| Extracted data |
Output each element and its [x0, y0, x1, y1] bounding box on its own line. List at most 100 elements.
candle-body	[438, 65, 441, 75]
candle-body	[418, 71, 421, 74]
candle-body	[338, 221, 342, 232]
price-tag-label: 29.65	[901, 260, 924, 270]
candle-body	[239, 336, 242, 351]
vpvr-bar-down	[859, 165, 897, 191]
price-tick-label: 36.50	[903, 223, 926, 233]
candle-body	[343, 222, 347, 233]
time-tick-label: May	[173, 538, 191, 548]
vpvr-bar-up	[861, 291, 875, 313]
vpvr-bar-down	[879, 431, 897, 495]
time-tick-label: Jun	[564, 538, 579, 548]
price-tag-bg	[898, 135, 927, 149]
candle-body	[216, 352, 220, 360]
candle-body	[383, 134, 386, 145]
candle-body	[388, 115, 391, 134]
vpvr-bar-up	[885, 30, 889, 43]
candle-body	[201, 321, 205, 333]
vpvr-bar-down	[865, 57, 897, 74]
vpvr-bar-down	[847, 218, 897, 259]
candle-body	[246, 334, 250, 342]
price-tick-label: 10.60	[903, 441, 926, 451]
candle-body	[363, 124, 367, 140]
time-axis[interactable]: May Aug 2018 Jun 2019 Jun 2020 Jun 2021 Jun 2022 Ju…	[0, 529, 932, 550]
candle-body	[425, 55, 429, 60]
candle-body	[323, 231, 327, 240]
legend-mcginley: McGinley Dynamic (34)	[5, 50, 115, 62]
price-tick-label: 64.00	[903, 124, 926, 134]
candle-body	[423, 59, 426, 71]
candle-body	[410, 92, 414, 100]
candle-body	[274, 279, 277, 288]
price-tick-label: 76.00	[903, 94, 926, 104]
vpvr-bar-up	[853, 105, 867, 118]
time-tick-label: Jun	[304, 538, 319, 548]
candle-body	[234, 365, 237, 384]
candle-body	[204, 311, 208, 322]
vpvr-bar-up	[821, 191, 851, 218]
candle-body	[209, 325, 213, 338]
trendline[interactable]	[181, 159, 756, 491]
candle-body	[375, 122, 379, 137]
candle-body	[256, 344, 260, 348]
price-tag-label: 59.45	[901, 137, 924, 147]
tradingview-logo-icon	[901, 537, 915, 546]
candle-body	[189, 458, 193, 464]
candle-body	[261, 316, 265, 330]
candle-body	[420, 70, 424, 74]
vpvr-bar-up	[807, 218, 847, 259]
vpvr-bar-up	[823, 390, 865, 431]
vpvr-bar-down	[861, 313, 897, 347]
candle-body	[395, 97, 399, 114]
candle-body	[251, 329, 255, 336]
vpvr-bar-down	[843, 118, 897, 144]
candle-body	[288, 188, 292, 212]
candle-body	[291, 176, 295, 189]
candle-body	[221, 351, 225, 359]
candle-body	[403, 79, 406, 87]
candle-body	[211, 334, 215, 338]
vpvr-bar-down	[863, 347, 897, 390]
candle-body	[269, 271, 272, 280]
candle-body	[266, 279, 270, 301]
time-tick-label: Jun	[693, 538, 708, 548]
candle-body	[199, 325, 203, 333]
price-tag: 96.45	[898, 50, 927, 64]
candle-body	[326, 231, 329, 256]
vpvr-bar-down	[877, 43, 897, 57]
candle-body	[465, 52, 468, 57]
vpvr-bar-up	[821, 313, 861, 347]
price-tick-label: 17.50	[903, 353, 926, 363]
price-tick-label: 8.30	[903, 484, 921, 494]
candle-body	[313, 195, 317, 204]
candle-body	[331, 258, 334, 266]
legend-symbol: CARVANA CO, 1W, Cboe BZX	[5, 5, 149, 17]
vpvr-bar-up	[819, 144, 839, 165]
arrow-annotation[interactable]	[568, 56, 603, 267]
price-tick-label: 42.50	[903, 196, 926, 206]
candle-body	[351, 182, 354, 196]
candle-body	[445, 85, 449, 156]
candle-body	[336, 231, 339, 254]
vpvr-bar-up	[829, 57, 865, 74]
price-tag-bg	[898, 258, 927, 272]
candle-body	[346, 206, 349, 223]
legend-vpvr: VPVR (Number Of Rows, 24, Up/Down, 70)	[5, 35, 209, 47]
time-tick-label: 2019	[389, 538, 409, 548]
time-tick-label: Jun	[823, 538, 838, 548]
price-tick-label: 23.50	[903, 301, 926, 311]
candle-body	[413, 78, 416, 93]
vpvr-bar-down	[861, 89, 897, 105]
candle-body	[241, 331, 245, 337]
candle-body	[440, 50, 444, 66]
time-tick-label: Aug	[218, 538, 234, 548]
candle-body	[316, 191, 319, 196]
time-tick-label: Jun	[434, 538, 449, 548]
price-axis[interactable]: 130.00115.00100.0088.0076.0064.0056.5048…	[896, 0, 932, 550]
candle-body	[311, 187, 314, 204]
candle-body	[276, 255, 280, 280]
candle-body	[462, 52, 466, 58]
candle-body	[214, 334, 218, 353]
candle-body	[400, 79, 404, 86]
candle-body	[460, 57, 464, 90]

| What you will do |
Update the lines from the first one through the line containing "231, 327, 240]": replace "candle-body" with "candle-rect" and leave everything else unchanged.

| Response to the task |
Output each element and its [x0, y0, x1, y1] bounding box on its own line. List at most 100 elements.
candle-rect	[438, 65, 441, 75]
candle-rect	[418, 71, 421, 74]
candle-rect	[338, 221, 342, 232]
price-tag-label: 29.65	[901, 260, 924, 270]
candle-rect	[239, 336, 242, 351]
vpvr-bar-down	[859, 165, 897, 191]
price-tick-label: 36.50	[903, 223, 926, 233]
candle-rect	[343, 222, 347, 233]
time-tick-label: May	[173, 538, 191, 548]
vpvr-bar-up	[861, 291, 875, 313]
vpvr-bar-down	[879, 431, 897, 495]
time-tick-label: Jun	[564, 538, 579, 548]
price-tag-bg	[898, 135, 927, 149]
candle-rect	[216, 352, 220, 360]
candle-rect	[383, 134, 386, 145]
candle-rect	[388, 115, 391, 134]
vpvr-bar-up	[885, 30, 889, 43]
candle-rect	[201, 321, 205, 333]
vpvr-bar-down	[865, 57, 897, 74]
vpvr-bar-down	[847, 218, 897, 259]
candle-rect	[246, 334, 250, 342]
price-tick-label: 10.60	[903, 441, 926, 451]
candle-rect	[363, 124, 367, 140]
time-axis[interactable]: May Aug 2018 Jun 2019 Jun 2020 Jun 2021 Jun 2022 Ju…	[0, 529, 932, 550]
candle-rect	[425, 55, 429, 60]
candle-rect	[323, 231, 327, 240]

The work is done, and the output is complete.